- [What to work on]:
Return each line of the data below exactly, omitting any pictures.

Records from a data source
^^^^^^^^^^^^^^^^

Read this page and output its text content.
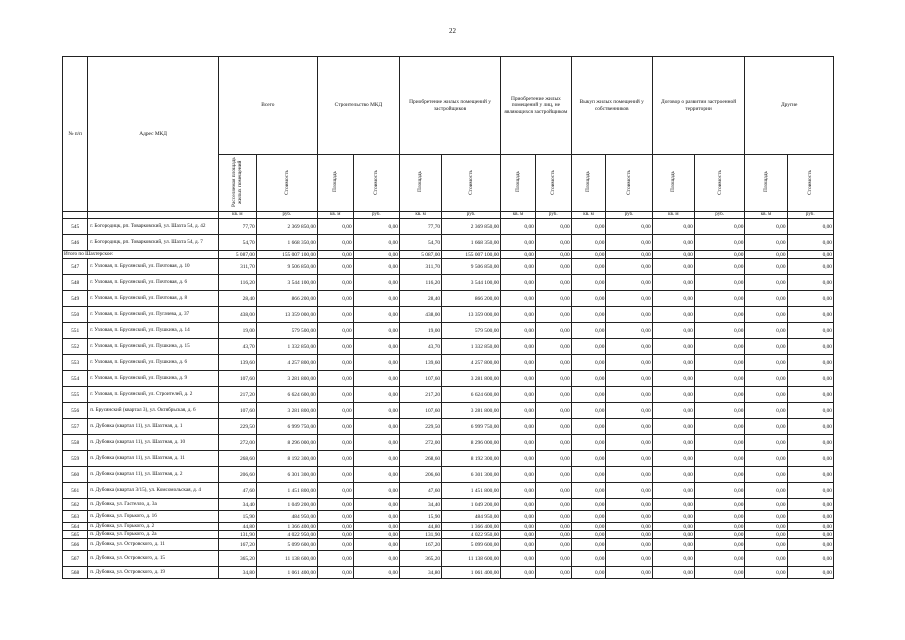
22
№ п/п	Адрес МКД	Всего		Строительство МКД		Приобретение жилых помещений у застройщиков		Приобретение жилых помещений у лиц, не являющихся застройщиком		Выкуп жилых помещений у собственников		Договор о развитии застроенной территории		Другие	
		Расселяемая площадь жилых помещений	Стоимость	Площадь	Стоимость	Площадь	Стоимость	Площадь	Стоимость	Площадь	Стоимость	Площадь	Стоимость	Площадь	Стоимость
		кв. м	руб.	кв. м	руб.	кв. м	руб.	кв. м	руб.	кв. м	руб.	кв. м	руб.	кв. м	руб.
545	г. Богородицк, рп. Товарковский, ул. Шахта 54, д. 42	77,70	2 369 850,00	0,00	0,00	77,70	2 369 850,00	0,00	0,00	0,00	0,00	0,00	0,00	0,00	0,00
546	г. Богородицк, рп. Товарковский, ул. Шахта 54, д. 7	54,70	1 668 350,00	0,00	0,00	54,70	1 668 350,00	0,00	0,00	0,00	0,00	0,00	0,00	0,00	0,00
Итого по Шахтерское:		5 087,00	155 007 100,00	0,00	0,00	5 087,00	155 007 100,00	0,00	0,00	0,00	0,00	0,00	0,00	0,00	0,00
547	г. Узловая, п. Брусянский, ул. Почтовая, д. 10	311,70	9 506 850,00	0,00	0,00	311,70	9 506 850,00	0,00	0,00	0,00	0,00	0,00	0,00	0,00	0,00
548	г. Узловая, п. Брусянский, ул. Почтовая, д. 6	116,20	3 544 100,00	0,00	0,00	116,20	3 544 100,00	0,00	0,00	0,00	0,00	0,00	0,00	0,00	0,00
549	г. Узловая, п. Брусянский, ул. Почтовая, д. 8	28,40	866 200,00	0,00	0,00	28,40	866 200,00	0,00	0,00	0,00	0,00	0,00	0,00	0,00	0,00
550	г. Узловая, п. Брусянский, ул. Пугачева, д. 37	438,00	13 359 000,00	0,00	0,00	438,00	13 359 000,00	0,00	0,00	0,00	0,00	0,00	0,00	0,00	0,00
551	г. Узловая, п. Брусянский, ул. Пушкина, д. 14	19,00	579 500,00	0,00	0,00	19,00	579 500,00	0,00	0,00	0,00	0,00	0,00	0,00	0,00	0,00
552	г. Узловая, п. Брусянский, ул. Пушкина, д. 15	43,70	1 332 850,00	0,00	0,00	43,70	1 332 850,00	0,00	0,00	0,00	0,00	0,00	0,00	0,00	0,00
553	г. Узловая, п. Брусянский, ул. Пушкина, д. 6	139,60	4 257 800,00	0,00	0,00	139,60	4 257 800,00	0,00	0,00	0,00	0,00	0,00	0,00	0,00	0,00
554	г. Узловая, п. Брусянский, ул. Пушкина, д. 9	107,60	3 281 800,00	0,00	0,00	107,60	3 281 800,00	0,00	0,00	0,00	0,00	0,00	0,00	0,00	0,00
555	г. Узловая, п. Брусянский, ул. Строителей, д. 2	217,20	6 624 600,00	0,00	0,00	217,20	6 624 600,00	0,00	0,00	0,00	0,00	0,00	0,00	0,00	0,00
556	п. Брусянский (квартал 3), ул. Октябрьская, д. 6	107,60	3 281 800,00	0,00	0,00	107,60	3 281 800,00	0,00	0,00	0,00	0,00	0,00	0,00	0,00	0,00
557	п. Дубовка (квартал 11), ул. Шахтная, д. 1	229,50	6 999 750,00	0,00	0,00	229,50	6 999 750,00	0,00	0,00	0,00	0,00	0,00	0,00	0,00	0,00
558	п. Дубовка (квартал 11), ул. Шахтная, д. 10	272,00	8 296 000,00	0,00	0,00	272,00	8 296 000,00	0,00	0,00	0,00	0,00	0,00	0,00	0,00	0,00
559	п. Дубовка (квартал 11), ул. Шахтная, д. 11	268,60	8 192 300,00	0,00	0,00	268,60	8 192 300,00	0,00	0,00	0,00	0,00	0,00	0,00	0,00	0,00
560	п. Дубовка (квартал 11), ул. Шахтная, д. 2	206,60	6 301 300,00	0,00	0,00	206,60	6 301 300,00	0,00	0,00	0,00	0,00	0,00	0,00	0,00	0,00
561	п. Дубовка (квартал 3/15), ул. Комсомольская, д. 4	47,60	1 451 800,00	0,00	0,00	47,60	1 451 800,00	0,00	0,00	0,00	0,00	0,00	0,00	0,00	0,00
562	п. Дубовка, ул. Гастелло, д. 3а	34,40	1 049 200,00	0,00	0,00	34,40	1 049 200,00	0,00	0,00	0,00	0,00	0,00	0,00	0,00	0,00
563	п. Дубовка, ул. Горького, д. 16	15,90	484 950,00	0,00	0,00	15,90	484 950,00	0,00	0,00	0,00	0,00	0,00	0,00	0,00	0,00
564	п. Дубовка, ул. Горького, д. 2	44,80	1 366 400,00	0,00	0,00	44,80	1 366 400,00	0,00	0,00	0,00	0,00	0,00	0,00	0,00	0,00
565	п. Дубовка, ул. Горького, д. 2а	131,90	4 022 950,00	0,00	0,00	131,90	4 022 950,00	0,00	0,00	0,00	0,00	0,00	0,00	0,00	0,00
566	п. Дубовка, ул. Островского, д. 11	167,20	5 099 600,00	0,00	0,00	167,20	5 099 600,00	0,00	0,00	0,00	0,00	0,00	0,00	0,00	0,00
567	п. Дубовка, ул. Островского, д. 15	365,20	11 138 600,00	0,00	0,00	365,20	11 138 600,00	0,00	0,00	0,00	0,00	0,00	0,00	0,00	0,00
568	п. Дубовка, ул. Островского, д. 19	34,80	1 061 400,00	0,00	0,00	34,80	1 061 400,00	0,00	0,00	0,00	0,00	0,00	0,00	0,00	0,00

^^^^^^^^^^^^^^^^

- [The result]:
Read this page and output its text content.
22
№ п/п	Адрес МКД	Всего		Строительство МКД		Приобретение жилых помещений у застройщиков		Приобретение жилых помещений у лиц, не являющихся застройщиком		Выкуп жилых помещений у собственников		Договор о развитии застроенной территории		Другие	
		Расселяемая площадь жилых помещений	Стоимость	Площадь	Стоимость	Площадь	Стоимость	Площадь	Стоимость	Площадь	Стоимость	Площадь	Стоимость	Площадь	Стоимость
		кв. м	руб.	кв. м	руб.	кв. м	руб.	кв. м	руб.	кв. м	руб.	кв. м	руб.	кв. м	руб.
545	г. Богородицк, рп. Товарковский, ул. Шахта 54, д. 42	77,70	2 369 850,00	0,00	0,00	77,70	2 369 850,00	0,00	0,00	0,00	0,00	0,00	0,00	0,00	0,00
546	г. Богородицк, рп. Товарковский, ул. Шахта 54, д. 7	54,70	1 668 350,00	0,00	0,00	54,70	1 668 350,00	0,00	0,00	0,00	0,00	0,00	0,00	0,00	0,00
Итого по Шахтерское:		5 087,00	155 007 100,00	0,00	0,00	5 087,00	155 007 100,00	0,00	0,00	0,00	0,00	0,00	0,00	0,00	0,00
547	г. Узловая, п. Брусянский, ул. Почтовая, д. 10	311,70	9 506 850,00	0,00	0,00	311,70	9 506 850,00	0,00	0,00	0,00	0,00	0,00	0,00	0,00	0,00
548	г. Узловая, п. Брусянский, ул. Почтовая, д. 6	116,20	3 544 100,00	0,00	0,00	116,20	3 544 100,00	0,00	0,00	0,00	0,00	0,00	0,00	0,00	0,00
549	г. Узловая, п. Брусянский, ул. Почтовая, д. 8	28,40	866 200,00	0,00	0,00	28,40	866 200,00	0,00	0,00	0,00	0,00	0,00	0,00	0,00	0,00
550	г. Узловая, п. Брусянский, ул. Пугачева, д. 37	438,00	13 359 000,00	0,00	0,00	438,00	13 359 000,00	0,00	0,00	0,00	0,00	0,00	0,00	0,00	0,00
551	г. Узловая, п. Брусянский, ул. Пушкина, д. 14	19,00	579 500,00	0,00	0,00	19,00	579 500,00	0,00	0,00	0,00	0,00	0,00	0,00	0,00	0,00
552	г. Узловая, п. Брусянский, ул. Пушкина, д. 15	43,70	1 332 850,00	0,00	0,00	43,70	1 332 850,00	0,00	0,00	0,00	0,00	0,00	0,00	0,00	0,00
553	г. Узловая, п. Брусянский, ул. Пушкина, д. 6	139,60	4 257 800,00	0,00	0,00	139,60	4 257 800,00	0,00	0,00	0,00	0,00	0,00	0,00	0,00	0,00
554	г. Узловая, п. Брусянский, ул. Пушкина, д. 9	107,60	3 281 800,00	0,00	0,00	107,60	3 281 800,00	0,00	0,00	0,00	0,00	0,00	0,00	0,00	0,00
555	г. Узловая, п. Брусянский, ул. Строителей, д. 2	217,20	6 624 600,00	0,00	0,00	217,20	6 624 600,00	0,00	0,00	0,00	0,00	0,00	0,00	0,00	0,00
556	п. Брусянский (квартал 3), ул. Октябрьская, д. 6	107,60	3 281 800,00	0,00	0,00	107,60	3 281 800,00	0,00	0,00	0,00	0,00	0,00	0,00	0,00	0,00
557	п. Дубовка (квартал 11), ул. Шахтная, д. 1	229,50	6 999 750,00	0,00	0,00	229,50	6 999 750,00	0,00	0,00	0,00	0,00	0,00	0,00	0,00	0,00
558	п. Дубовка (квартал 11), ул. Шахтная, д. 10	272,00	8 296 000,00	0,00	0,00	272,00	8 296 000,00	0,00	0,00	0,00	0,00	0,00	0,00	0,00	0,00
559	п. Дубовка (квартал 11), ул. Шахтная, д. 11	268,60	8 192 300,00	0,00	0,00	268,60	8 192 300,00	0,00	0,00	0,00	0,00	0,00	0,00	0,00	0,00
560	п. Дубовка (квартал 11), ул. Шахтная, д. 2	206,60	6 301 300,00	0,00	0,00	206,60	6 301 300,00	0,00	0,00	0,00	0,00	0,00	0,00	0,00	0,00
561	п. Дубовка (квартал 3/15), ул. Комсомольская, д. 4	47,60	1 451 800,00	0,00	0,00	47,60	1 451 800,00	0,00	0,00	0,00	0,00	0,00	0,00	0,00	0,00
562	п. Дубовка, ул. Гастелло, д. 3а	34,40	1 049 200,00	0,00	0,00	34,40	1 049 200,00	0,00	0,00	0,00	0,00	0,00	0,00	0,00	0,00
563	п. Дубовка, ул. Горького, д. 16	15,90	484 950,00	0,00	0,00	15,90	484 950,00	0,00	0,00	0,00	0,00	0,00	0,00	0,00	0,00
564	п. Дубовка, ул. Горького, д. 2	44,80	1 366 400,00	0,00	0,00	44,80	1 366 400,00	0,00	0,00	0,00	0,00	0,00	0,00	0,00	0,00
565	п. Дубовка, ул. Горького, д. 2а	131,90	4 022 950,00	0,00	0,00	131,90	4 022 950,00	0,00	0,00	0,00	0,00	0,00	0,00	0,00	0,00
566	п. Дубовка, ул. Островского, д. 11	167,20	5 099 600,00	0,00	0,00	167,20	5 099 600,00	0,00	0,00	0,00	0,00	0,00	0,00	0,00	0,00
567	п. Дубовка, ул. Островского, д. 15	365,20	11 138 600,00	0,00	0,00	365,20	11 138 600,00	0,00	0,00	0,00	0,00	0,00	0,00	0,00	0,00
568	п. Дубовка, ул. Островского, д. 19	34,80	1 061 400,00	0,00	0,00	34,80	1 061 400,00	0,00	0,00	0,00	0,00	0,00	0,00	0,00	0,00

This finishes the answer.